▶ [SÉLECTION]
-.-.-

Ce qui est constatable entre certains espaces linguistiques l’est ainsi également au sein « des » francophonies, non exemptes les unes par rapport aux autres de concurrences sinon de conflits, et qu’il s’agit de comprendre pour éviter une approche par trop monolithique de « la » francophonie. Là aussi, les débats qui traversent les espaces politiques autour de la notion nous renseignent amplement sur un tel paysage conflictuel. Mentionnons par exemple les querelles et concurrences entre francophonies bruxelloises et wallonnes; entre la francophonie québécoise et les francophonies canadiennes en situation minoritaires; entre Paris et la province; entre la France et ses outre-mer (départements et collectivités), ou, plus généralement, les « outre-France ». La polémique de 2007 entre les signataires du Manifeste et Abdou Diouf, ou les critiques plus récentes d’Alain Mabankou mentionnés précédemment, sont là pour nous le rappeler.
En somme, en dépit d’une transformation des représentations de la francophonie, à travers les affirmations de singularités de plus en plus sonores, la francophonie archipélagique ou constellaire peine encore à se départir de représentations concentriques, que celle-ci soit d’ailleurs imaginée centrifuge ou centripète.22
III. Francophonies comparées : vers un champ d’études ?
Nous évoquions plus haut les débats autour de l’objet et de son existence. Revenons sur les débats qui entourent non la notion, mais l’existence de la francophonie en tant qu’objet, que concept scientifique23. Au regard d’un tel éparpillement d’acteurs, de réseaux, de causes, mais aussi au regard de la variété des espaces politiques, culturels et sociaux concernés, est-il encore possible de parler d’un objet saisissable par le chercheur ? Y-a-t-il dans la notion de francophonie une polysémie telle qu’il ne nous reste plus, en tant qu’analyste, à reconnaître l’impossibilité de concevoir « la francophonie » dans sa globalité et de renoncer une fois pour toutes à son analyse ?
III.1. Objet politique non identifié ou en voie d’identification ?

-.-.-

▶ [INFORMATIONS FOURNIES]
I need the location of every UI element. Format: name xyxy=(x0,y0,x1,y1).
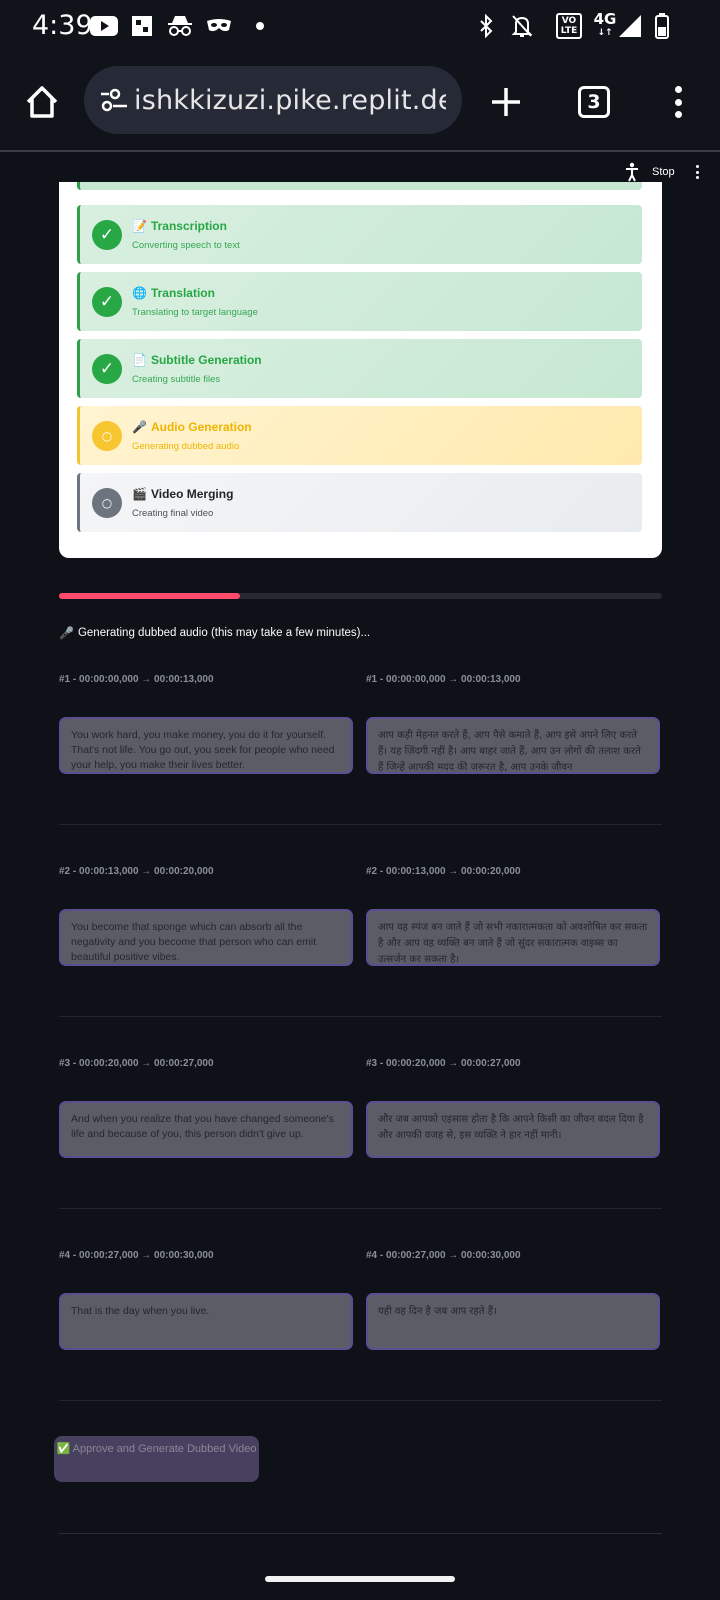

-.-.-

▶ [TRAVAIL À FAIRE] D'après l'extrait sur les francophonies, entre qui s'est déroulée la polémique de 2007 ?

▶ [RÉPONSE FINALE] Entre les signataires du Manifeste et Abdou Diouf.